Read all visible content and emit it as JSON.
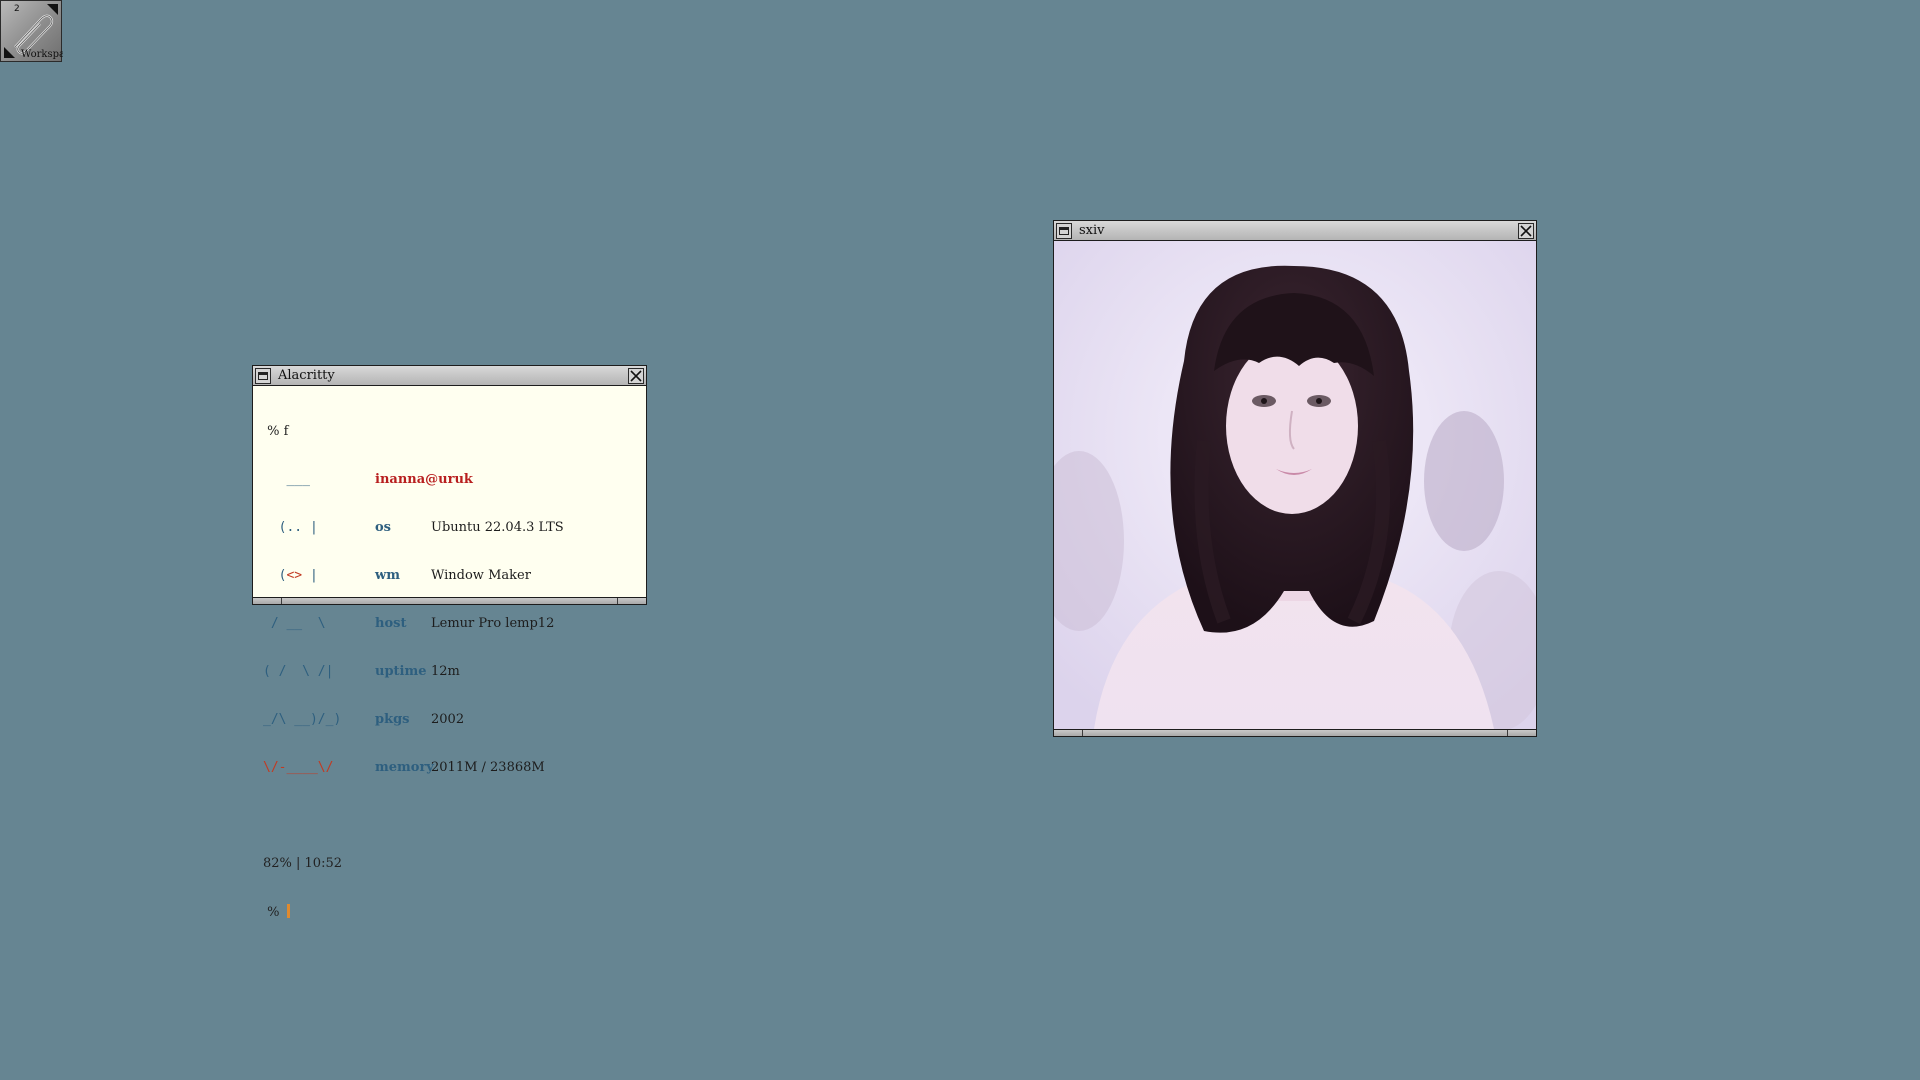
{
  "workspace_clip": {
    "number": "2",
    "name": "Workspace"
  },
  "terminal": {
    "title": "Alacritty",
    "command_line": " % f",
    "userhost": "inanna@uruk",
    "art": {
      "line1": "   ___",
      "line2": "  (.. |",
      "line3_a": "  (",
      "line3_b": "<>",
      "line3_c": " |",
      "line4": " / __  \\",
      "line5": "( /  \\ /|",
      "line6": "_/\\ __)/_)",
      "line7": "\\/-____\\/"
    },
    "info": [
      {
        "key": "os",
        "value": "Ubuntu 22.04.3 LTS"
      },
      {
        "key": "wm",
        "value": "Window Maker"
      },
      {
        "key": "host",
        "value": "Lemur Pro lemp12"
      },
      {
        "key": "uptime",
        "value": "12m"
      },
      {
        "key": "pkgs",
        "value": "2002"
      },
      {
        "key": "memory",
        "value": "2011M / 23868M"
      }
    ],
    "status_line": "82% | 10:52",
    "prompt": " %"
  },
  "viewer": {
    "title": "sxiv"
  },
  "colors": {
    "desktop": "#668592",
    "terminal_bg": "#fffff0",
    "accent_blue": "#2e5f7f",
    "accent_red": "#b81f1f",
    "cursor": "#e08a2e"
  },
  "icons": [
    "paperclip-icon",
    "miniaturize-icon",
    "close-icon"
  ]
}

_____

#### [WORK INSTRUCTIONS]
Repeat each entry exactly. Pictures do not belong in the copy.

#### [TASK SOLUTION]
Read all visible content and emit it as JSON.
{
  "workspace_clip": {
    "number": "2",
    "name": "Workspace"
  },
  "terminal": {
    "title": "Alacritty",
    "command_line": " % f",
    "userhost": "inanna@uruk",
    "art": {
      "line1": "   ___",
      "line2": "  (.. |",
      "line3_a": "  (",
      "line3_b": "<>",
      "line3_c": " |",
      "line4": " / __  \\",
      "line5": "( /  \\ /|",
      "line6": "_/\\ __)/_)",
      "line7": "\\/-____\\/"
    },
    "info": [
      {
        "key": "os",
        "value": "Ubuntu 22.04.3 LTS"
      },
      {
        "key": "wm",
        "value": "Window Maker"
      },
      {
        "key": "host",
        "value": "Lemur Pro lemp12"
      },
      {
        "key": "uptime",
        "value": "12m"
      },
      {
        "key": "pkgs",
        "value": "2002"
      },
      {
        "key": "memory",
        "value": "2011M / 23868M"
      }
    ],
    "status_line": "82% | 10:52",
    "prompt": " %"
  },
  "viewer": {
    "title": "sxiv"
  },
  "colors": {
    "desktop": "#668592",
    "terminal_bg": "#fffff0",
    "accent_blue": "#2e5f7f",
    "accent_red": "#b81f1f",
    "cursor": "#e08a2e"
  },
  "icons": [
    "paperclip-icon",
    "miniaturize-icon",
    "close-icon"
  ]
}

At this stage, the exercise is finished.